In your copy, repeat the records exactly and leave out the pictures.

**Dataset content**
▽

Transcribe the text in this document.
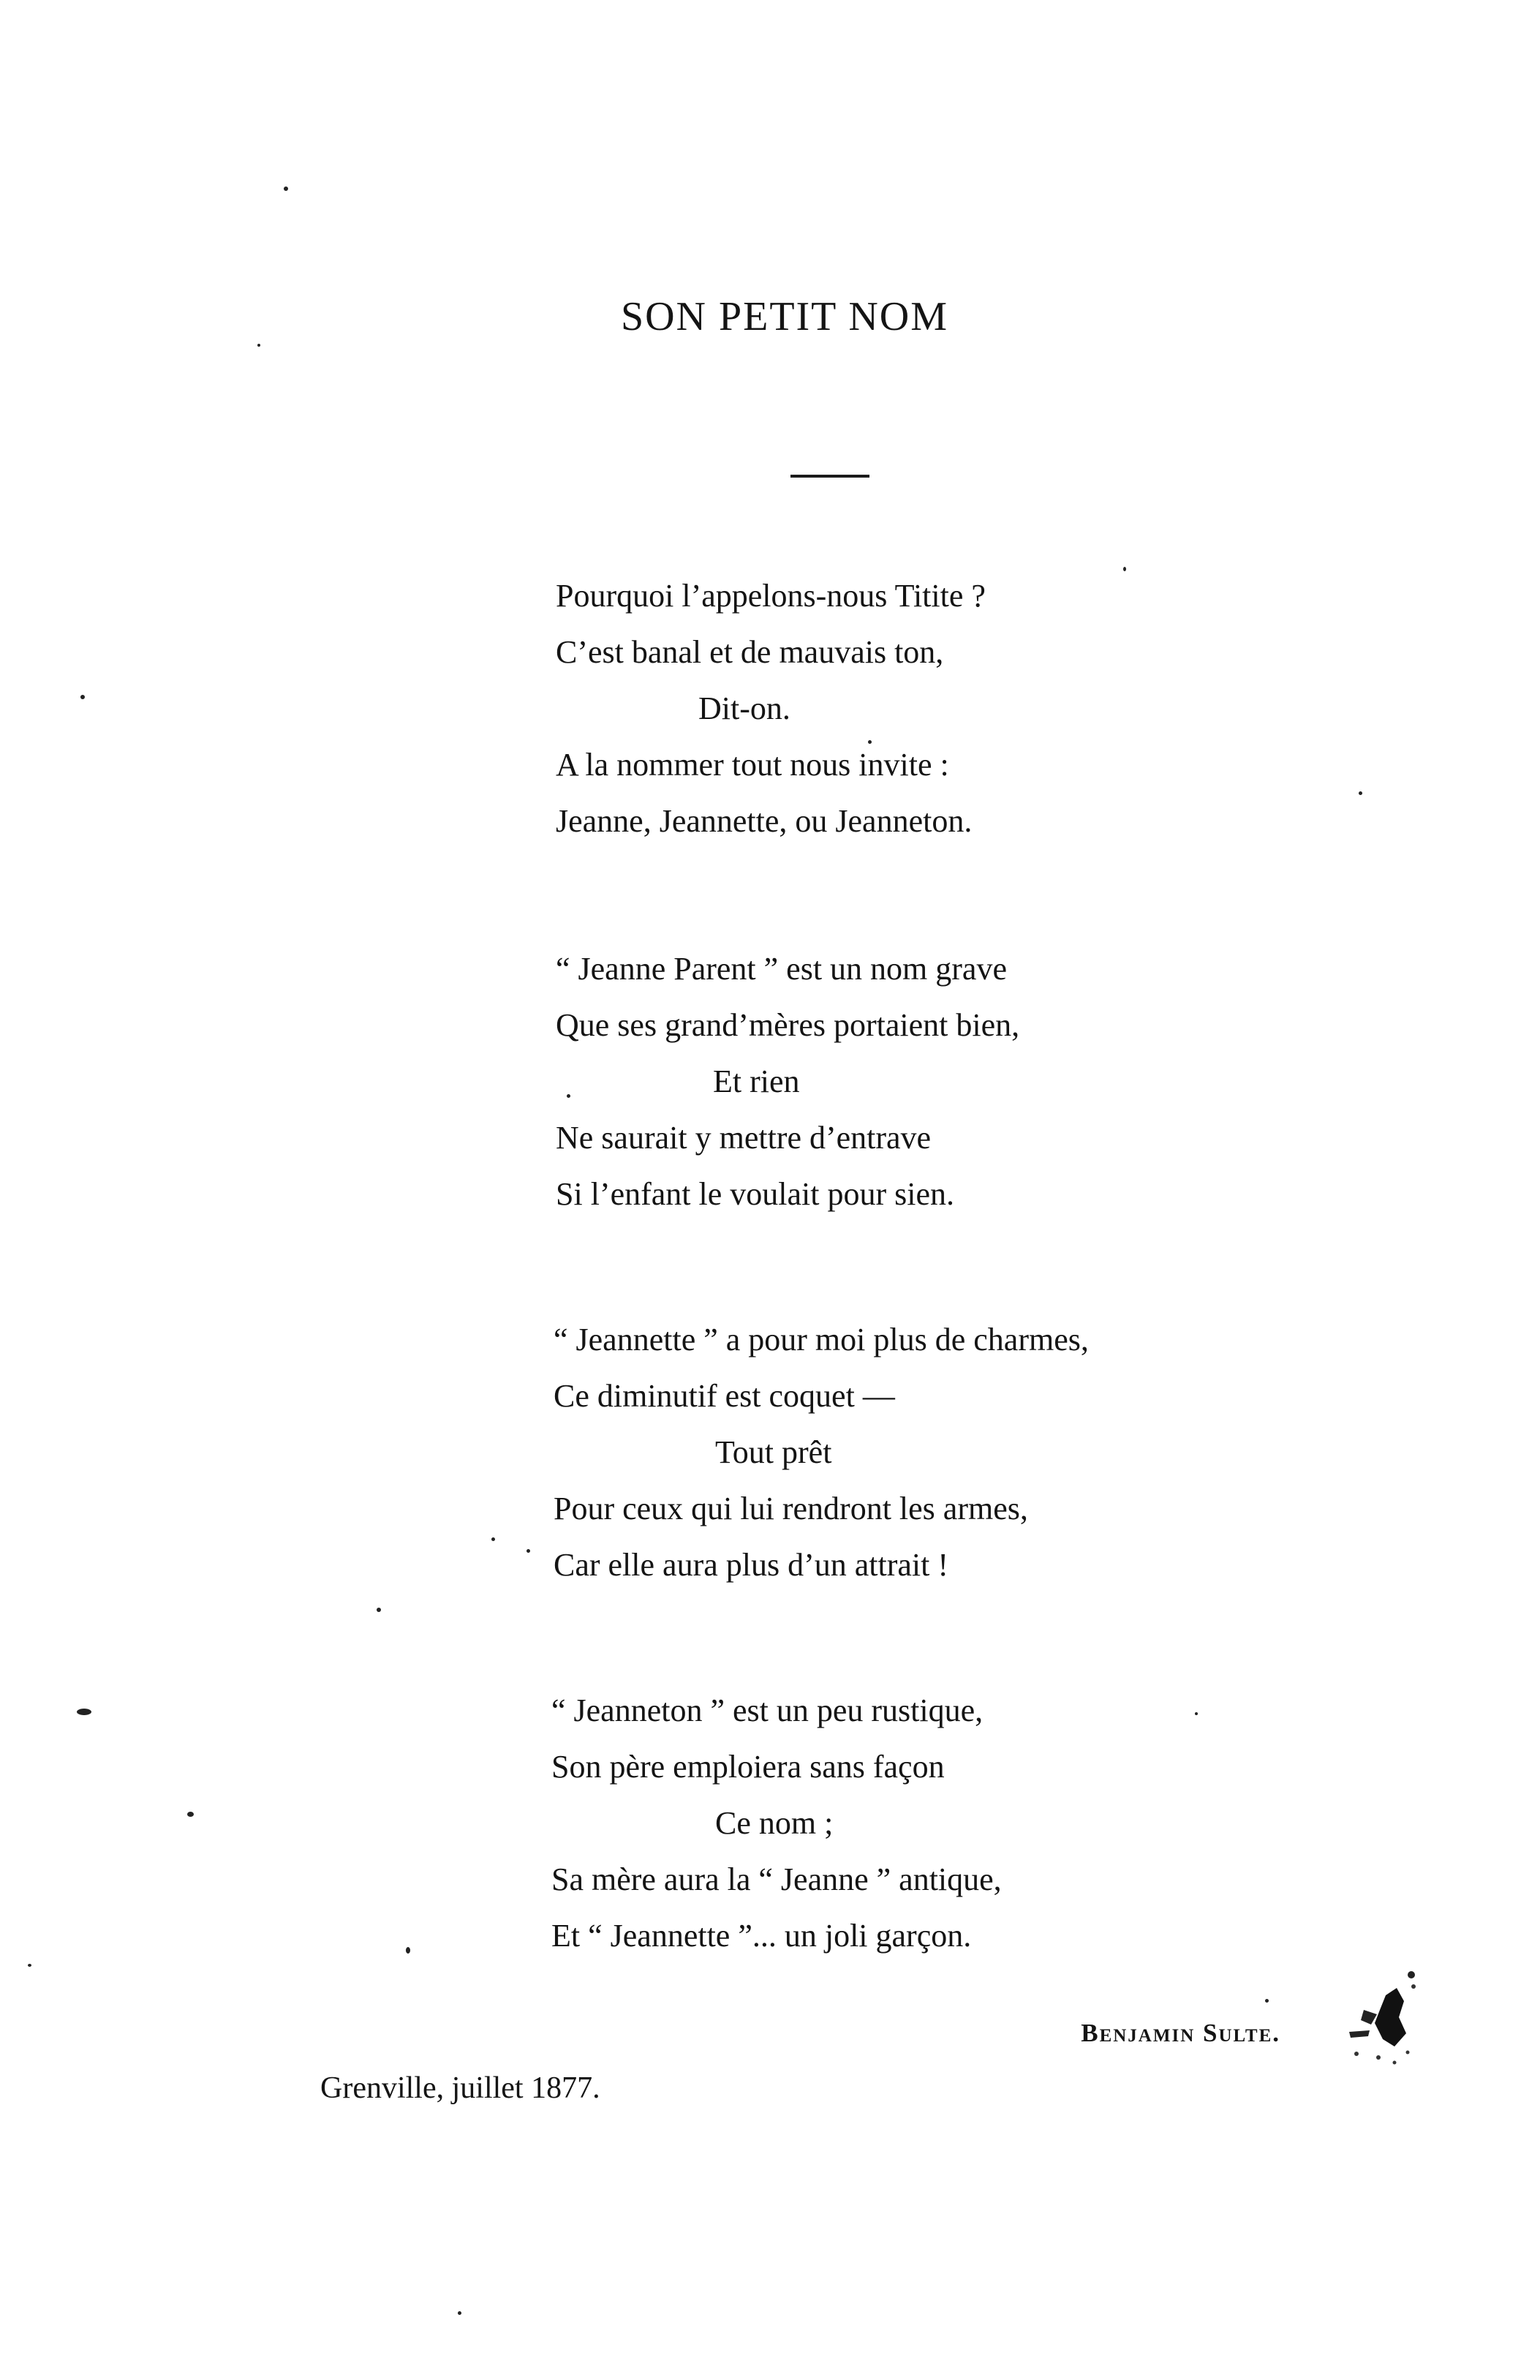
SON PETIT NOM
Pourquoi l’appelons-nous Titite ?
C’est banal et de mauvais ton,
Dit-on.
A la nommer tout nous invite :
Jeanne, Jeannette, ou Jeanneton.
“ Jeanne Parent ” est un nom grave
Que ses grand’mères portaient bien,
Et rien
Ne saurait y mettre d’entrave
Si l’enfant le voulait pour sien.
“ Jeannette ” a pour moi plus de charmes,
Ce diminutif est coquet —
Tout prêt
Pour ceux qui lui rendront les armes,
Car elle aura plus d’un attrait !
“ Jeanneton ” est un peu rustique,
Son père emploiera sans façon
Ce nom ;
Sa mère aura la “ Jeanne ” antique,
Et “ Jeannette ”... un joli garçon.
Benjamin Sulte.
Grenville, juillet 1877.
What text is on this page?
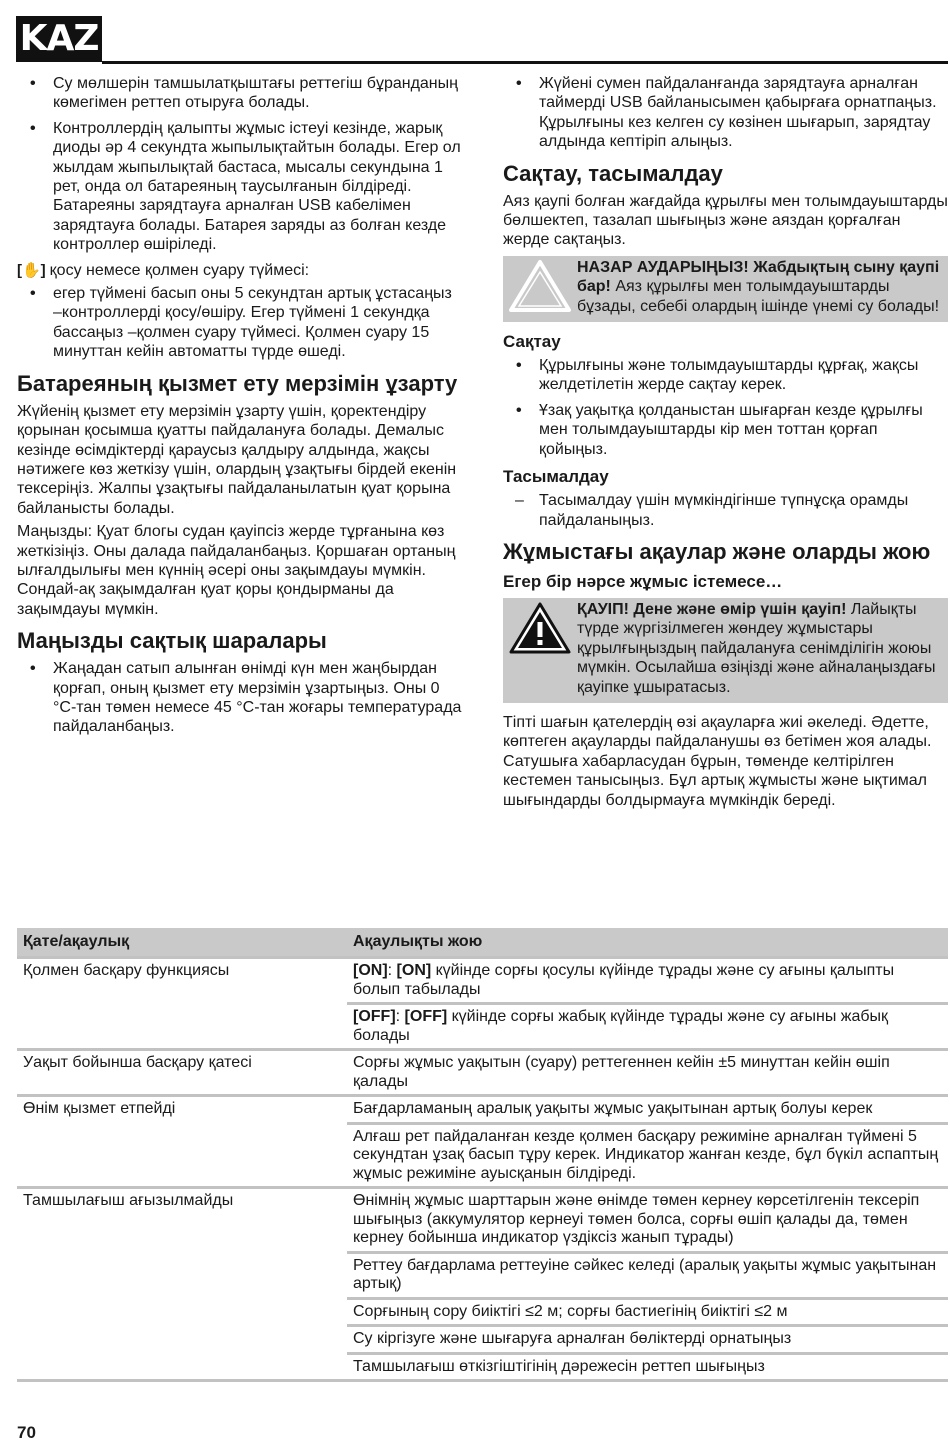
KAZ
• Су мөлшерін тамшылатқыштағы реттегіш бұранданың көмегімен реттеп отыруға болады.
• Контроллердің қалыпты жұмыс істеуі кезінде, жарық диоды әр 4 секундта жыпылықтайтын болады. Егер ол жылдам жыпылықтай бастаса, мысалы секундына 1 рет, онда ол батареяның таусылғанын білдіреді. Батареяны зарядтауға арналған USB кабелімен зарядтауға болады. Батарея заряды аз болған кезде контроллер өшіріледі.

[✋] қосу немесе қолмен суару түймесі:

• егер түймені басып оны 5 секундтан артық ұстасаңыз –контроллерді қосу/өшіру. Егер түймені 1 секундқа бассаңыз –қолмен суару түймесі. Қолмен суару 15 минуттан кейін автоматты түрде өшеді.
Батареяның қызмет ету мерзімін ұзарту

Жүйенің қызмет ету мерзімін ұзарту үшін, қоректендіру қорынан қосымша қуатты пайдалануға болады. Демалыс кезінде өсімдіктерді қараусыз қалдыру алдында, жақсы нәтижеге көз жеткізу үшін, олардың ұзақтығы бірдей екенін тексеріңіз. Жалпы ұзақтығы пайдаланылатын қуат қорына байланысты болады.

Маңызды: Қуат блогы судан қауіпсіз жерде тұрғанына көз жеткізіңіз. Оны далада пайдаланбаңыз. Қоршаған ортаның ылғалдылығы мен күннің әсері оны зақымдауы мүмкін. Сондай-ақ зақымдалған қуат қоры қондырманы да зақымдауы мүмкін.

Маңызды сақтық шаралары
• Жаңадан сатып алынған өнімді күн мен жаңбырдан қорғап, оның қызмет ету мерзімін ұзартыңыз. Оны 0 °C-тан төмен немесе 45 °C-тан жоғары температурада пайдаланбаңыз.
• Жүйені сумен пайдаланғанда зарядтауға арналған таймерді USB байланысымен қабырғаға орнатпаңыз. Құрылғыны кез келген су көзінен шығарып, зарядтау алдында кептіріп алыңыз.
Сақтау, тасымалдау

Аяз қаупі болған жағдайда құрылғы мен толымдауыштарды бөлшектеп, тазалап шығыңыз және аяздан қорғалған жерде сақтаңыз.

НАЗАР АУДАРЫҢЫЗ! Жабдықтың сыну қаупі бар! Аяз құрылғы мен толымдауыштарды бұзады, себебі олардың ішінде үнемі су болады!
Сақтау
• Құрылғыны және толымдауыштарды құрғақ, жақсы желдетілетін жерде сақтау керек.
• Ұзақ уақытқа қолданыстан шығарған кезде құрылғы мен толымдауыштарды кір мен тоттан қорғап қойыңыз.
Тасымалдау
– Тасымалдау үшін мүмкіндігінше түпнұсқа орамды пайдаланыңыз.
Жұмыстағы ақаулар және оларды жою
Егер бір нәрсе жұмыс істемесе…
ҚАУІП! Дене және өмір үшін қауіп! Лайықты түрде жүргізілмеген жөндеу жұмыстары құрылғыңыздың пайдалануға сенімділігін жоюы мүмкін. Осылайша өзіңізді және айналаңыздағы қауіпке ұшыратасыз.

Тіпті шағын қателердің өзі ақауларға жиі әкеледі. Әдетте, көптеген ақауларды пайдаланушы өз бетімен жоя алады. Сатушыға хабарласудан бұрын, төменде келтірілген кестемен танысыңыз. Бұл артық жұмысты және ықтимал шығындарды болдырмауға мүмкіндік береді.

Қате/ақаулық	Ақаулықты жою
Қолмен басқару функциясы	[ON]: [ON] күйінде сорғы қосулы күйінде тұрады және су ағыны қалыпты болып табылады
	[OFF]: [OFF] күйінде сорғы жабық күйінде тұрады және су ағыны жабық болады
Уақыт бойынша басқару қатесі	Сорғы жұмыс уақытын (суару) реттегеннен кейін ±5 минуттан кейін өшіп қалады
Өнім қызмет етпейді	Бағдарламаның аралық уақыты жұмыс уақытынан артық болуы керек
	Алғаш рет пайдаланған кезде қолмен басқару режиміне арналған түймені 5 секундтан ұзақ басып тұру керек. Индикатор жанған кезде, бұл бүкіл аспаптың жұмыс режиміне ауысқанын білдіреді.
Тамшылағыш ағызылмайды	Өнімнің жұмыс шарттарын және өнімде төмен кернеу көрсетілгенін тексеріп шығыңыз (аккумулятор кернеуі төмен болса, сорғы өшіп қалады да, төмен кернеу бойынша индикатор үздіксіз жанып тұрады)
	Реттеу бағдарлама реттеуіне сәйкес келеді (аралық уақыты жұмыс уақытынан артық)
	Сорғының сору биіктігі ≤2 м; сорғы бастиегінің биіктігі ≤2 м
	Су кіргізуге және шығаруға арналған бөліктерді орнатыңыз
	Тамшылағыш өткізгіштігінің дәрежесін реттеп шығыңыз
70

△

**Final answer**
Transcribe the text in this document.
SON PETIT NOM
Pourquoi l’appelons-nous Titite ?
C’est banal et de mauvais ton,
Dit-on.
A la nommer tout nous invite :
Jeanne, Jeannette, ou Jeanneton.
“ Jeanne Parent ” est un nom grave
Que ses grand’mères portaient bien,
Et rien
Ne saurait y mettre d’entrave
Si l’enfant le voulait pour sien.
“ Jeannette ” a pour moi plus de charmes,
Ce diminutif est coquet —
Tout prêt
Pour ceux qui lui rendront les armes,
Car elle aura plus d’un attrait !
“ Jeanneton ” est un peu rustique,
Son père emploiera sans façon
Ce nom ;
Sa mère aura la “ Jeanne ” antique,
Et “ Jeannette ”... un joli garçon.
Benjamin Sulte.
Grenville, juillet 1877.
What text is on this page?
KAZ
• Су мөлшерін тамшылатқыштағы реттегіш бұранданың көмегімен реттеп отыруға болады.
• Контроллердің қалыпты жұмыс істеуі кезінде, жарық диоды әр 4 секундта жыпылықтайтын болады. Егер ол жылдам жыпылықтай бастаса, мысалы секундына 1 рет, онда ол батареяның таусылғанын білдіреді. Батареяны зарядтауға арналған USB кабелімен зарядтауға болады. Батарея заряды аз болған кезде контроллер өшіріледі.

[✋] қосу немесе қолмен суару түймесі:

• егер түймені басып оны 5 секундтан артық ұстасаңыз –контроллерді қосу/өшіру. Егер түймені 1 секундқа бассаңыз –қолмен суару түймесі. Қолмен суару 15 минуттан кейін автоматты түрде өшеді.
Батареяның қызмет ету мерзімін ұзарту

Жүйенің қызмет ету мерзімін ұзарту үшін, қоректендіру қорынан қосымша қуатты пайдалануға болады. Демалыс кезінде өсімдіктерді қараусыз қалдыру алдында, жақсы нәтижеге көз жеткізу үшін, олардың ұзақтығы бірдей екенін тексеріңіз. Жалпы ұзақтығы пайдаланылатын қуат қорына байланысты болады.

Маңызды: Қуат блогы судан қауіпсіз жерде тұрғанына көз жеткізіңіз. Оны далада пайдаланбаңыз. Қоршаған ортаның ылғалдылығы мен күннің әсері оны зақымдауы мүмкін. Сондай-ақ зақымдалған қуат қоры қондырманы да зақымдауы мүмкін.

Маңызды сақтық шаралары
• Жаңадан сатып алынған өнімді күн мен жаңбырдан қорғап, оның қызмет ету мерзімін ұзартыңыз. Оны 0 °C-тан төмен немесе 45 °C-тан жоғары температурада пайдаланбаңыз.
• Жүйені сумен пайдаланғанда зарядтауға арналған таймерді USB байланысымен қабырғаға орнатпаңыз. Құрылғыны кез келген су көзінен шығарып, зарядтау алдында кептіріп алыңыз.
Сақтау, тасымалдау

Аяз қаупі болған жағдайда құрылғы мен толымдауыштарды бөлшектеп, тазалап шығыңыз және аяздан қорғалған жерде сақтаңыз.

НАЗАР АУДАРЫҢЫЗ! Жабдықтың сыну қаупі бар! Аяз құрылғы мен толымдауыштарды бұзады, себебі олардың ішінде үнемі су болады!
Сақтау
• Құрылғыны және толымдауыштарды құрғақ, жақсы желдетілетін жерде сақтау керек.
• Ұзақ уақытқа қолданыстан шығарған кезде құрылғы мен толымдауыштарды кір мен тоттан қорғап қойыңыз.
Тасымалдау
– Тасымалдау үшін мүмкіндігінше түпнұсқа орамды пайдаланыңыз.
Жұмыстағы ақаулар және оларды жою
Егер бір нәрсе жұмыс істемесе…
ҚАУІП! Дене және өмір үшін қауіп! Лайықты түрде жүргізілмеген жөндеу жұмыстары құрылғыңыздың пайдалануға сенімділігін жоюы мүмкін. Осылайша өзіңізді және айналаңыздағы қауіпке ұшыратасыз.

Тіпті шағын қателердің өзі ақауларға жиі әкеледі. Әдетте, көптеген ақауларды пайдаланушы өз бетімен жоя алады. Сатушыға хабарласудан бұрын, төменде келтірілген кестемен танысыңыз. Бұл артық жұмысты және ықтимал шығындарды болдырмауға мүмкіндік береді.

Қате/ақаулық	Ақаулықты жою
Қолмен басқару функциясы	[ON]: [ON] күйінде сорғы қосулы күйінде тұрады және су ағыны қалыпты болып табылады
	[OFF]: [OFF] күйінде сорғы жабық күйінде тұрады және су ағыны жабық болады
Уақыт бойынша басқару қатесі	Сорғы жұмыс уақытын (суару) реттегеннен кейін ±5 минуттан кейін өшіп қалады
Өнім қызмет етпейді	Бағдарламаның аралық уақыты жұмыс уақытынан артық болуы керек
	Алғаш рет пайдаланған кезде қолмен басқару режиміне арналған түймені 5 секундтан ұзақ басып тұру керек. Индикатор жанған кезде, бұл бүкіл аспаптың жұмыс режиміне ауысқанын білдіреді.
Тамшылағыш ағызылмайды	Өнімнің жұмыс шарттарын және өнімде төмен кернеу көрсетілгенін тексеріп шығыңыз (аккумулятор кернеуі төмен болса, сорғы өшіп қалады да, төмен кернеу бойынша индикатор үздіксіз жанып тұрады)
	Реттеу бағдарлама реттеуіне сәйкес келеді (аралық уақыты жұмыс уақытынан артық)
	Сорғының сору биіктігі ≤2 м; сорғы бастиегінің биіктігі ≤2 м
	Су кіргізуге және шығаруға арналған бөліктерді орнатыңыз
	Тамшылағыш өткізгіштігінің дәрежесін реттеп шығыңыз
70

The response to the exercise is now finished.